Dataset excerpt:
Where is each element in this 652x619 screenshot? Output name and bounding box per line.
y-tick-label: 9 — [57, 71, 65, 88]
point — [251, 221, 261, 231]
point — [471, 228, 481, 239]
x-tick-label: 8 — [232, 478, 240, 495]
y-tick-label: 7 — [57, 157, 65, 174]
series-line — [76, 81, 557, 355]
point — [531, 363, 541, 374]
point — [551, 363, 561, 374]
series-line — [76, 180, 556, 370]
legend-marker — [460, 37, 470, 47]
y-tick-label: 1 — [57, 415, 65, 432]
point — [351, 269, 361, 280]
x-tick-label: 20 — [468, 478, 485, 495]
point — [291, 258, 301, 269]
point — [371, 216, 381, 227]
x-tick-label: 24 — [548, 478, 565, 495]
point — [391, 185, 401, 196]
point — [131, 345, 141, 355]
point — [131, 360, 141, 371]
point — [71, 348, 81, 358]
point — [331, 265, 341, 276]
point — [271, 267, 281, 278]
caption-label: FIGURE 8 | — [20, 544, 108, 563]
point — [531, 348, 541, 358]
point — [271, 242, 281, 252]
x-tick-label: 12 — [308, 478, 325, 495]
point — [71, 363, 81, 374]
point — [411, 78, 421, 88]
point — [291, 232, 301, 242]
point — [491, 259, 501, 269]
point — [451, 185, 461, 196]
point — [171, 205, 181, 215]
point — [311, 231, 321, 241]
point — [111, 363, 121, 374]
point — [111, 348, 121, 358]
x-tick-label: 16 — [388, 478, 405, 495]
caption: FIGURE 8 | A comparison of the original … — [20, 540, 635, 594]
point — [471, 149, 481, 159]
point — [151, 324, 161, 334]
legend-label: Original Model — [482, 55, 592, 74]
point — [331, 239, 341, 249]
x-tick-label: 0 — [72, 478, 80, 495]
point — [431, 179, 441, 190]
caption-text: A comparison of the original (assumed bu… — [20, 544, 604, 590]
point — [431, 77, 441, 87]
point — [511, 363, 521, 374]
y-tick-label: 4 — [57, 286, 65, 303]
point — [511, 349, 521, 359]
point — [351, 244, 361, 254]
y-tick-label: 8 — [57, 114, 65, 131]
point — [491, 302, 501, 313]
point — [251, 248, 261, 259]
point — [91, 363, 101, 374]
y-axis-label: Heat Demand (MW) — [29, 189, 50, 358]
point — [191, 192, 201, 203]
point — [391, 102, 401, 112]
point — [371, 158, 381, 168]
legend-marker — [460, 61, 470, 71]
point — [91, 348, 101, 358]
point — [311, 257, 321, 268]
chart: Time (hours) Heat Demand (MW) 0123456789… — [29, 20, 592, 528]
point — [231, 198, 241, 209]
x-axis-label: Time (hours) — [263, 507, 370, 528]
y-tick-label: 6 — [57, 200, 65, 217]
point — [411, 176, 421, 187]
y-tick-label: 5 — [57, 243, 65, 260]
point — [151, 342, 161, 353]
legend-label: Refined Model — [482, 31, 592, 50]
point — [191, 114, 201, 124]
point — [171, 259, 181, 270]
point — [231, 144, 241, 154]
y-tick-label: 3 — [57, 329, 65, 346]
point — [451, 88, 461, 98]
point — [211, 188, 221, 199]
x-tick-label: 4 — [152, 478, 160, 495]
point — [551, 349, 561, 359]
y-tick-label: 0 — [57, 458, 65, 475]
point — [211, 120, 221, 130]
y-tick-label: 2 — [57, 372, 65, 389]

• _Exercise prompt_: Return every row of the dataset excerpt above unchanged.

• _Task response_:
Where is each element in this 652x619 screenshot? Output name and bounding box per line.
y-tick-label: 9 — [57, 71, 65, 88]
point — [251, 221, 261, 231]
point — [471, 228, 481, 239]
x-tick-label: 8 — [232, 478, 240, 495]
y-tick-label: 7 — [57, 157, 65, 174]
series-line — [76, 81, 557, 355]
point — [531, 363, 541, 374]
point — [551, 363, 561, 374]
series-line — [76, 180, 556, 370]
legend-marker — [460, 37, 470, 47]
y-tick-label: 1 — [57, 415, 65, 432]
point — [351, 269, 361, 280]
x-tick-label: 20 — [468, 478, 485, 495]
point — [291, 258, 301, 269]
point — [371, 216, 381, 227]
x-tick-label: 24 — [548, 478, 565, 495]
point — [391, 185, 401, 196]
point — [131, 345, 141, 355]
point — [131, 360, 141, 371]
point — [71, 348, 81, 358]
point — [331, 265, 341, 276]
point — [271, 267, 281, 278]
caption-label: FIGURE 8 | — [20, 544, 108, 563]
point — [531, 348, 541, 358]
point — [271, 242, 281, 252]
x-tick-label: 12 — [308, 478, 325, 495]
point — [71, 363, 81, 374]
point — [411, 78, 421, 88]
point — [291, 232, 301, 242]
point — [491, 259, 501, 269]
point — [451, 185, 461, 196]
point — [171, 205, 181, 215]
point — [311, 231, 321, 241]
point — [111, 363, 121, 374]
point — [111, 348, 121, 358]
x-tick-label: 16 — [388, 478, 405, 495]
caption: FIGURE 8 | A comparison of the original … — [20, 540, 635, 594]
point — [471, 149, 481, 159]
point — [151, 324, 161, 334]
legend-label: Original Model — [482, 55, 592, 74]
point — [331, 239, 341, 249]
x-tick-label: 0 — [72, 478, 80, 495]
point — [431, 179, 441, 190]
caption-text: A comparison of the original (assumed bu… — [20, 544, 604, 590]
point — [431, 77, 441, 87]
point — [511, 363, 521, 374]
y-tick-label: 4 — [57, 286, 65, 303]
point — [511, 349, 521, 359]
point — [351, 244, 361, 254]
y-tick-label: 8 — [57, 114, 65, 131]
point — [491, 302, 501, 313]
point — [251, 248, 261, 259]
point — [91, 363, 101, 374]
y-axis-label: Heat Demand (MW) — [29, 189, 50, 358]
point — [191, 192, 201, 203]
point — [391, 102, 401, 112]
point — [371, 158, 381, 168]
legend-marker — [460, 61, 470, 71]
point — [91, 348, 101, 358]
point — [311, 257, 321, 268]
chart: Time (hours) Heat Demand (MW) 0123456789… — [29, 20, 592, 528]
point — [231, 198, 241, 209]
x-axis-label: Time (hours) — [263, 507, 370, 528]
y-tick-label: 6 — [57, 200, 65, 217]
point — [411, 176, 421, 187]
y-tick-label: 5 — [57, 243, 65, 260]
point — [151, 342, 161, 353]
legend-label: Refined Model — [482, 31, 592, 50]
point — [191, 114, 201, 124]
point — [171, 259, 181, 270]
point — [231, 144, 241, 154]
y-tick-label: 3 — [57, 329, 65, 346]
point — [451, 88, 461, 98]
point — [211, 188, 221, 199]
x-tick-label: 4 — [152, 478, 160, 495]
point — [551, 349, 561, 359]
y-tick-label: 0 — [57, 458, 65, 475]
point — [211, 120, 221, 130]
y-tick-label: 2 — [57, 372, 65, 389]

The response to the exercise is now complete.